_To do_. Copy the records word for word, starting at the first line and ending at the line "bar-segment-wash — [456, 436, 564, 440]", including both.

━━━━━━━━━━━━━━━━

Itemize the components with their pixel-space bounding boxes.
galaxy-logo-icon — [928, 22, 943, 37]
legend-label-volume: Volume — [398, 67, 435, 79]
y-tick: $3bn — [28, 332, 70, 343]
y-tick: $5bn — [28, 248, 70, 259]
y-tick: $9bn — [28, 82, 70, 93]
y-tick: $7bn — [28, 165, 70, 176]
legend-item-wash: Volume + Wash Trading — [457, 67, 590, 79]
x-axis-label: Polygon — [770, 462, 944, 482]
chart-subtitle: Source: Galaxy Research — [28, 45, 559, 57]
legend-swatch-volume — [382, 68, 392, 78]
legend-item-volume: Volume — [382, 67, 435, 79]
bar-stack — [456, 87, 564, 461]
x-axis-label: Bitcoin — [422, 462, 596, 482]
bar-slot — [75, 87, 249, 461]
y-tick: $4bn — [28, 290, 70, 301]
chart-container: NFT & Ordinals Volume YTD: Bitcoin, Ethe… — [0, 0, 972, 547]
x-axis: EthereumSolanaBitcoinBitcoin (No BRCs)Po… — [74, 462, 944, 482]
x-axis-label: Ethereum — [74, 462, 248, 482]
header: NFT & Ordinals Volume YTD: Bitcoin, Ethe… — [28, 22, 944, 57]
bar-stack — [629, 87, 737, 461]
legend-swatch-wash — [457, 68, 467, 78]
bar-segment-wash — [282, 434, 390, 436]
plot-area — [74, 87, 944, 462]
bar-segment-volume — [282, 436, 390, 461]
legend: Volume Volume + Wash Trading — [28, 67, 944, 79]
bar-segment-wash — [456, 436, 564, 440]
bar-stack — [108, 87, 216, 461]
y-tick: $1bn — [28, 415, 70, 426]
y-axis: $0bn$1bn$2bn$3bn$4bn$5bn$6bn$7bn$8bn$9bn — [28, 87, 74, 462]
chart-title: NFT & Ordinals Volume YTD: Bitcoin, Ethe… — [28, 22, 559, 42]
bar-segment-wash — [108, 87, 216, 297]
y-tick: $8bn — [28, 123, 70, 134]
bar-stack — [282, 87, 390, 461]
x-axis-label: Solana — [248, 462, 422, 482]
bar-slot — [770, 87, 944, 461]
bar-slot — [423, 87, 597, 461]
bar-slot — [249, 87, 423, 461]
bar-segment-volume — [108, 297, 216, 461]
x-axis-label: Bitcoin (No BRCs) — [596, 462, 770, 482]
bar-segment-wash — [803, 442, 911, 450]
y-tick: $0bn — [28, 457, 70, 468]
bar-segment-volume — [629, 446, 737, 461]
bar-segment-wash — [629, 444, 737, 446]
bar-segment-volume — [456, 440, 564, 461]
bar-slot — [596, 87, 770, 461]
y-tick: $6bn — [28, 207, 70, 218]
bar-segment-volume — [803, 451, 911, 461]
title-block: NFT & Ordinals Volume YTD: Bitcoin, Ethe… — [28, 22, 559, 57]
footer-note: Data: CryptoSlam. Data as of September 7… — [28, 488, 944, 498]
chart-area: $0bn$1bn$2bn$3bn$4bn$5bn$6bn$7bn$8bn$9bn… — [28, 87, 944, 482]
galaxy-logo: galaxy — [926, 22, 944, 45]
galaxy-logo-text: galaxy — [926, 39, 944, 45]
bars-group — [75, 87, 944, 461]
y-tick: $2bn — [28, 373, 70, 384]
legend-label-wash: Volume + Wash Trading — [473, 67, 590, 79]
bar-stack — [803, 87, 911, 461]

━━━━━━━━━━━━━━━━

_Expected answer_.
Itemize the components with their pixel-space bounding boxes.
galaxy-logo-icon — [928, 22, 943, 37]
legend-label-volume: Volume — [398, 67, 435, 79]
y-tick: $3bn — [28, 332, 70, 343]
y-tick: $5bn — [28, 248, 70, 259]
y-tick: $9bn — [28, 82, 70, 93]
y-tick: $7bn — [28, 165, 70, 176]
legend-item-wash: Volume + Wash Trading — [457, 67, 590, 79]
x-axis-label: Polygon — [770, 462, 944, 482]
chart-subtitle: Source: Galaxy Research — [28, 45, 559, 57]
legend-swatch-volume — [382, 68, 392, 78]
legend-item-volume: Volume — [382, 67, 435, 79]
bar-stack — [456, 87, 564, 461]
x-axis-label: Bitcoin — [422, 462, 596, 482]
bar-slot — [75, 87, 249, 461]
y-tick: $4bn — [28, 290, 70, 301]
chart-container: NFT & Ordinals Volume YTD: Bitcoin, Ethe… — [0, 0, 972, 547]
x-axis: EthereumSolanaBitcoinBitcoin (No BRCs)Po… — [74, 462, 944, 482]
x-axis-label: Ethereum — [74, 462, 248, 482]
header: NFT & Ordinals Volume YTD: Bitcoin, Ethe… — [28, 22, 944, 57]
bar-stack — [629, 87, 737, 461]
legend-swatch-wash — [457, 68, 467, 78]
bar-segment-wash — [282, 434, 390, 436]
plot-area — [74, 87, 944, 462]
bar-segment-volume — [282, 436, 390, 461]
legend: Volume Volume + Wash Trading — [28, 67, 944, 79]
bar-segment-wash — [456, 436, 564, 440]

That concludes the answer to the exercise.